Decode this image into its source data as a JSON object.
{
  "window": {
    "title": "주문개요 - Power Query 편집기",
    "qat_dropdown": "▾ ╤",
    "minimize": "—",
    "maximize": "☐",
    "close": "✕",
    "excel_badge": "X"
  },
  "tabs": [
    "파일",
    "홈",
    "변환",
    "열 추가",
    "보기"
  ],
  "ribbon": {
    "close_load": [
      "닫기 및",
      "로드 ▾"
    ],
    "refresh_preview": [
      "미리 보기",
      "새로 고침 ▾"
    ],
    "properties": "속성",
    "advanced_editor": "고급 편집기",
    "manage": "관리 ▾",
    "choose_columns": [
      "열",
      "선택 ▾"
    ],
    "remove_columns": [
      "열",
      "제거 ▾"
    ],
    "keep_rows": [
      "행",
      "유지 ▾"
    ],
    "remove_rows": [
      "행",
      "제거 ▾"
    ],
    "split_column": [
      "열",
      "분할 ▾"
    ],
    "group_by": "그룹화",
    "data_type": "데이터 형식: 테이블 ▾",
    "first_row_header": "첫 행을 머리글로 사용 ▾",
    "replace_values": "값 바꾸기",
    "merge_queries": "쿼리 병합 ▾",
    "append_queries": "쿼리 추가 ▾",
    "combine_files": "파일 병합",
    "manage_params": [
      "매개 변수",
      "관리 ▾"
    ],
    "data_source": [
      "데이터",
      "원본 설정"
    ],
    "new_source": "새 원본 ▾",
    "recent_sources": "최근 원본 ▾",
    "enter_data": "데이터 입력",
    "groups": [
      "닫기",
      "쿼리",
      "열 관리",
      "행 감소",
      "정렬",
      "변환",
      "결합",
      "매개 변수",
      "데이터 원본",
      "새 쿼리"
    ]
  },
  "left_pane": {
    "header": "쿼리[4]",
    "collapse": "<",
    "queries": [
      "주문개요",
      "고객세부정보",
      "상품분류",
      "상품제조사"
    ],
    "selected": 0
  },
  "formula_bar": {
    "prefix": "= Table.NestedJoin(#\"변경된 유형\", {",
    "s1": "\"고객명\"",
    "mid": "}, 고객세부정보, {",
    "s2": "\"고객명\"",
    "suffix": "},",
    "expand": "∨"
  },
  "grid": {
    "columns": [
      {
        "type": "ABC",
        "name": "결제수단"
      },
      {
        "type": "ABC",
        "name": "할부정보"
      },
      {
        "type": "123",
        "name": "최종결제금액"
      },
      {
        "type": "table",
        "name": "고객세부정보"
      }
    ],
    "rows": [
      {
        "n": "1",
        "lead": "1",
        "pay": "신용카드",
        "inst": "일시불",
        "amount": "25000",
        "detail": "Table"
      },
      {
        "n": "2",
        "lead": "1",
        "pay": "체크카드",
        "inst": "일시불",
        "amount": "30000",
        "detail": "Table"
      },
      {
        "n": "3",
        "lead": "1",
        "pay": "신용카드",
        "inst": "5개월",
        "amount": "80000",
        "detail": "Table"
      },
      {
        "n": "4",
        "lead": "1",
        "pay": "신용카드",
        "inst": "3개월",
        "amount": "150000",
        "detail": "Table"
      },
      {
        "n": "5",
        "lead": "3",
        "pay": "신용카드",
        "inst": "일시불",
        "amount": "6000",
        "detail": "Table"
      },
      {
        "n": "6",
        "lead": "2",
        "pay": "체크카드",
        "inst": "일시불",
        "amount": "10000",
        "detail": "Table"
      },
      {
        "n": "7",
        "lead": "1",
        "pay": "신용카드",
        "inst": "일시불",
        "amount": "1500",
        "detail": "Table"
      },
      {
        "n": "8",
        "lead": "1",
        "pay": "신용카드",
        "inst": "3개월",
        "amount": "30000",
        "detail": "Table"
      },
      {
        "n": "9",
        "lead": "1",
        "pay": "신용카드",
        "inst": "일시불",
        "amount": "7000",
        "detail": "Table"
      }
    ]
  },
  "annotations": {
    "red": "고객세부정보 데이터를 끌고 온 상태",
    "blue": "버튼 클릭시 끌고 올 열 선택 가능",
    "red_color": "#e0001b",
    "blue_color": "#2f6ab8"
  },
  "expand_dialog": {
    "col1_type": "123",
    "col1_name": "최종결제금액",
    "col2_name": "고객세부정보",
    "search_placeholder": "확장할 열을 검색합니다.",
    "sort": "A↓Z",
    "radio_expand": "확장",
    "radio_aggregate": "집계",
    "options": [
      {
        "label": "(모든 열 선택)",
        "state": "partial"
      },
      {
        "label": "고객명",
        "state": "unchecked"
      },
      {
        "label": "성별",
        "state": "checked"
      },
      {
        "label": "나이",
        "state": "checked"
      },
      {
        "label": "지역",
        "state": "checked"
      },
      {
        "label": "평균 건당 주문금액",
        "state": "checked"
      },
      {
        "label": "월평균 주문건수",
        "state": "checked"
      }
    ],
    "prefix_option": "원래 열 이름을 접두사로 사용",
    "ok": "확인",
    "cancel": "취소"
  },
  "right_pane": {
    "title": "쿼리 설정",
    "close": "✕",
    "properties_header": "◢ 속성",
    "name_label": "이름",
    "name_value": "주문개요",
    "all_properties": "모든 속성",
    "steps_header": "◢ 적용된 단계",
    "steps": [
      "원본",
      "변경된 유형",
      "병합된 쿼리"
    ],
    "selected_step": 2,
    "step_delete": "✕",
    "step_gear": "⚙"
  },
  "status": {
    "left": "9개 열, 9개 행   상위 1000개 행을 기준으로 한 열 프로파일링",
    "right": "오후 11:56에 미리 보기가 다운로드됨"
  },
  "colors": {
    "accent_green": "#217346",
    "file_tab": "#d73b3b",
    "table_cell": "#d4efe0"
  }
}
━━━━━━━━━━━━━━━━━━━━━━━━━━━━━━
WORK TO DO |
Copy every record above exactly as it appears.

OUTPUT FOR THIS TASK |
Decode this image into its source data as a JSON object.
{
  "window": {
    "title": "주문개요 - Power Query 편집기",
    "qat_dropdown": "▾ ╤",
    "minimize": "—",
    "maximize": "☐",
    "close": "✕",
    "excel_badge": "X"
  },
  "tabs": [
    "파일",
    "홈",
    "변환",
    "열 추가",
    "보기"
  ],
  "ribbon": {
    "close_load": [
      "닫기 및",
      "로드 ▾"
    ],
    "refresh_preview": [
      "미리 보기",
      "새로 고침 ▾"
    ],
    "properties": "속성",
    "advanced_editor": "고급 편집기",
    "manage": "관리 ▾",
    "choose_columns": [
      "열",
      "선택 ▾"
    ],
    "remove_columns": [
      "열",
      "제거 ▾"
    ],
    "keep_rows": [
      "행",
      "유지 ▾"
    ],
    "remove_rows": [
      "행",
      "제거 ▾"
    ],
    "split_column": [
      "열",
      "분할 ▾"
    ],
    "group_by": "그룹화",
    "data_type": "데이터 형식: 테이블 ▾",
    "first_row_header": "첫 행을 머리글로 사용 ▾",
    "replace_values": "값 바꾸기",
    "merge_queries": "쿼리 병합 ▾",
    "append_queries": "쿼리 추가 ▾",
    "combine_files": "파일 병합",
    "manage_params": [
      "매개 변수",
      "관리 ▾"
    ],
    "data_source": [
      "데이터",
      "원본 설정"
    ],
    "new_source": "새 원본 ▾",
    "recent_sources": "최근 원본 ▾",
    "enter_data": "데이터 입력",
    "groups": [
      "닫기",
      "쿼리",
      "열 관리",
      "행 감소",
      "정렬",
      "변환",
      "결합",
      "매개 변수",
      "데이터 원본",
      "새 쿼리"
    ]
  },
  "left_pane": {
    "header": "쿼리[4]",
    "collapse": "<",
    "queries": [
      "주문개요",
      "고객세부정보",
      "상품분류",
      "상품제조사"
    ],
    "selected": 0
  },
  "formula_bar": {
    "prefix": "= Table.NestedJoin(#\"변경된 유형\", {",
    "s1": "\"고객명\"",
    "mid": "}, 고객세부정보, {",
    "s2": "\"고객명\"",
    "suffix": "},",
    "expand": "∨"
  },
  "grid": {
    "columns": [
      {
        "type": "ABC",
        "name": "결제수단"
      },
      {
        "type": "ABC",
        "name": "할부정보"
      },
      {
        "type": "123",
        "name": "최종결제금액"
      },
      {
        "type": "table",
        "name": "고객세부정보"
      }
    ],
    "rows": [
      {
        "n": "1",
        "lead": "1",
        "pay": "신용카드",
        "inst": "일시불",
        "amount": "25000",
        "detail": "Table"
      },
      {
        "n": "2",
        "lead": "1",
        "pay": "체크카드",
        "inst": "일시불",
        "amount": "30000",
        "detail": "Table"
      },
      {
        "n": "3",
        "lead": "1",
        "pay": "신용카드",
        "inst": "5개월",
        "amount": "80000",
        "detail": "Table"
      },
      {
        "n": "4",
        "lead": "1",
        "pay": "신용카드",
        "inst": "3개월",
        "amount": "150000",
        "detail": "Table"
      },
      {
        "n": "5",
        "lead": "3",
        "pay": "신용카드",
        "inst": "일시불",
        "amount": "6000",
        "detail": "Table"
      },
      {
        "n": "6",
        "lead": "2",
        "pay": "체크카드",
        "inst": "일시불",
        "amount": "10000",
        "detail": "Table"
      },
      {
        "n": "7",
        "lead": "1",
        "pay": "신용카드",
        "inst": "일시불",
        "amount": "1500",
        "detail": "Table"
      },
      {
        "n": "8",
        "lead": "1",
        "pay": "신용카드",
        "inst": "3개월",
        "amount": "30000",
        "detail": "Table"
      },
      {
        "n": "9",
        "lead": "1",
        "pay": "신용카드",
        "inst": "일시불",
        "amount": "7000",
        "detail": "Table"
      }
    ]
  },
  "annotations": {
    "red": "고객세부정보 데이터를 끌고 온 상태",
    "blue": "버튼 클릭시 끌고 올 열 선택 가능",
    "red_color": "#e0001b",
    "blue_color": "#2f6ab8"
  },
  "expand_dialog": {
    "col1_type": "123",
    "col1_name": "최종결제금액",
    "col2_name": "고객세부정보",
    "search_placeholder": "확장할 열을 검색합니다.",
    "sort": "A↓Z",
    "radio_expand": "확장",
    "radio_aggregate": "집계",
    "options": [
      {
        "label": "(모든 열 선택)",
        "state": "partial"
      },
      {
        "label": "고객명",
        "state": "unchecked"
      },
      {
        "label": "성별",
        "state": "checked"
      },
      {
        "label": "나이",
        "state": "checked"
      },
      {
        "label": "지역",
        "state": "checked"
      },
      {
        "label": "평균 건당 주문금액",
        "state": "checked"
      },
      {
        "label": "월평균 주문건수",
        "state": "checked"
      }
    ],
    "prefix_option": "원래 열 이름을 접두사로 사용",
    "ok": "확인",
    "cancel": "취소"
  },
  "right_pane": {
    "title": "쿼리 설정",
    "close": "✕",
    "properties_header": "◢ 속성",
    "name_label": "이름",
    "name_value": "주문개요",
    "all_properties": "모든 속성",
    "steps_header": "◢ 적용된 단계",
    "steps": [
      "원본",
      "변경된 유형",
      "병합된 쿼리"
    ],
    "selected_step": 2,
    "step_delete": "✕",
    "step_gear": "⚙"
  },
  "status": {
    "left": "9개 열, 9개 행   상위 1000개 행을 기준으로 한 열 프로파일링",
    "right": "오후 11:56에 미리 보기가 다운로드됨"
  },
  "colors": {
    "accent_green": "#217346",
    "file_tab": "#d73b3b",
    "table_cell": "#d4efe0"
  }
}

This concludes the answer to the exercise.